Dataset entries
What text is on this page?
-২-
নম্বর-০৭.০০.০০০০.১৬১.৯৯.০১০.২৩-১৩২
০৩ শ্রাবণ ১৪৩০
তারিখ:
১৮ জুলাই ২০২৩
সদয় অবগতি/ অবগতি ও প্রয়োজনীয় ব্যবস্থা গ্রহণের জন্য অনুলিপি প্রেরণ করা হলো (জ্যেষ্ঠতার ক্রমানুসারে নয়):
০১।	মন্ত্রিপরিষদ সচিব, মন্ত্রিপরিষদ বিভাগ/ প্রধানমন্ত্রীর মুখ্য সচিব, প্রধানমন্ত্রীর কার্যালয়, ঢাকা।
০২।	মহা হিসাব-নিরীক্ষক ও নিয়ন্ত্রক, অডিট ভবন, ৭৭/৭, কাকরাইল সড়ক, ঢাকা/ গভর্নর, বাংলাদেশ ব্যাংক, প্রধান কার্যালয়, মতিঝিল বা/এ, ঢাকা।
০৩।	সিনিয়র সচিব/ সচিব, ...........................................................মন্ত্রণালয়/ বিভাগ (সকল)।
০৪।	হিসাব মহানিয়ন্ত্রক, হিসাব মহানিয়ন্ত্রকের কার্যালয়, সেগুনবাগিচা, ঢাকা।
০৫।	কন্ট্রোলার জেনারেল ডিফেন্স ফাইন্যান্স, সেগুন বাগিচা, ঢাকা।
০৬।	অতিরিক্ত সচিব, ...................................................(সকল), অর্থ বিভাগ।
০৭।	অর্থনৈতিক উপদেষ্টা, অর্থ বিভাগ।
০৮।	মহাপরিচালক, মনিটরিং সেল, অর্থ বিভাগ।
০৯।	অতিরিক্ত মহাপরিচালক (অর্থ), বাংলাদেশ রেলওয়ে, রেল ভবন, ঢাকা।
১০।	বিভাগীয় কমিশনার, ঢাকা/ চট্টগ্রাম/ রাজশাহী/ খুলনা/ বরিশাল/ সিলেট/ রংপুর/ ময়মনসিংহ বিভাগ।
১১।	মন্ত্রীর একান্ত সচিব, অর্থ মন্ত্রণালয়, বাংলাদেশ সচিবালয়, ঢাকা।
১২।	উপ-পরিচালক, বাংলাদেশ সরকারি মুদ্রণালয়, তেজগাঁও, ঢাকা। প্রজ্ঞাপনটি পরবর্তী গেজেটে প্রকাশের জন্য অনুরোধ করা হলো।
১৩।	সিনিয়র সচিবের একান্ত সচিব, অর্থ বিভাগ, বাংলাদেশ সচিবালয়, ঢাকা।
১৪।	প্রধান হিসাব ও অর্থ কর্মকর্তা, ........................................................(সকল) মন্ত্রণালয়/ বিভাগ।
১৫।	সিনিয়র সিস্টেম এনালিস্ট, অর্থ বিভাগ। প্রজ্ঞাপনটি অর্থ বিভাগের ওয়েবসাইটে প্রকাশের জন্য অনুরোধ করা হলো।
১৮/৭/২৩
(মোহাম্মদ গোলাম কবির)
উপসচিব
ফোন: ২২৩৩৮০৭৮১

- [Set task] Please output the complete data exactly.

- [Exercise response]
What text is on this page?
-২-
নম্বর-০৭.০০.০০০০.১৬১.৯৯.০১০.২৩-১৩২
০৩ শ্রাবণ ১৪৩০
তারিখ:
১৮ জুলাই ২০২৩
সদয় অবগতি/ অবগতি ও প্রয়োজনীয় ব্যবস্থা গ্রহণের জন্য অনুলিপি প্রেরণ করা হলো (জ্যেষ্ঠতার ক্রমানুসারে নয়):
০১।	মন্ত্রিপরিষদ সচিব, মন্ত্রিপরিষদ বিভাগ/ প্রধানমন্ত্রীর মুখ্য সচিব, প্রধানমন্ত্রীর কার্যালয়, ঢাকা।
০২।	মহা হিসাব-নিরীক্ষক ও নিয়ন্ত্রক, অডিট ভবন, ৭৭/৭, কাকরাইল সড়ক, ঢাকা/ গভর্নর, বাংলাদেশ ব্যাংক, প্রধান কার্যালয়, মতিঝিল বা/এ, ঢাকা।
০৩।	সিনিয়র সচিব/ সচিব, ...........................................................মন্ত্রণালয়/ বিভাগ (সকল)।
০৪।	হিসাব মহানিয়ন্ত্রক, হিসাব মহানিয়ন্ত্রকের কার্যালয়, সেগুনবাগিচা, ঢাকা।
০৫।	কন্ট্রোলার জেনারেল ডিফেন্স ফাইন্যান্স, সেগুন বাগিচা, ঢাকা।
০৬।	অতিরিক্ত সচিব, ...................................................(সকল), অর্থ বিভাগ।
০৭।	অর্থনৈতিক উপদেষ্টা, অর্থ বিভাগ।
০৮।	মহাপরিচালক, মনিটরিং সেল, অর্থ বিভাগ।
০৯।	অতিরিক্ত মহাপরিচালক (অর্থ), বাংলাদেশ রেলওয়ে, রেল ভবন, ঢাকা।
১০।	বিভাগীয় কমিশনার, ঢাকা/ চট্টগ্রাম/ রাজশাহী/ খুলনা/ বরিশাল/ সিলেট/ রংপুর/ ময়মনসিংহ বিভাগ।
১১।	মন্ত্রীর একান্ত সচিব, অর্থ মন্ত্রণালয়, বাংলাদেশ সচিবালয়, ঢাকা।
১২।	উপ-পরিচালক, বাংলাদেশ সরকারি মুদ্রণালয়, তেজগাঁও, ঢাকা। প্রজ্ঞাপনটি পরবর্তী গেজেটে প্রকাশের জন্য অনুরোধ করা হলো।
১৩।	সিনিয়র সচিবের একান্ত সচিব, অর্থ বিভাগ, বাংলাদেশ সচিবালয়, ঢাকা।
১৪।	প্রধান হিসাব ও অর্থ কর্মকর্তা, ........................................................(সকল) মন্ত্রণালয়/ বিভাগ।
১৫।	সিনিয়র সিস্টেম এনালিস্ট, অর্থ বিভাগ। প্রজ্ঞাপনটি অর্থ বিভাগের ওয়েবসাইটে প্রকাশের জন্য অনুরোধ করা হলো।
১৮/৭/২৩
(মোহাম্মদ গোলাম কবির)
উপসচিব
ফোন: ২২৩৩৮০৭৮১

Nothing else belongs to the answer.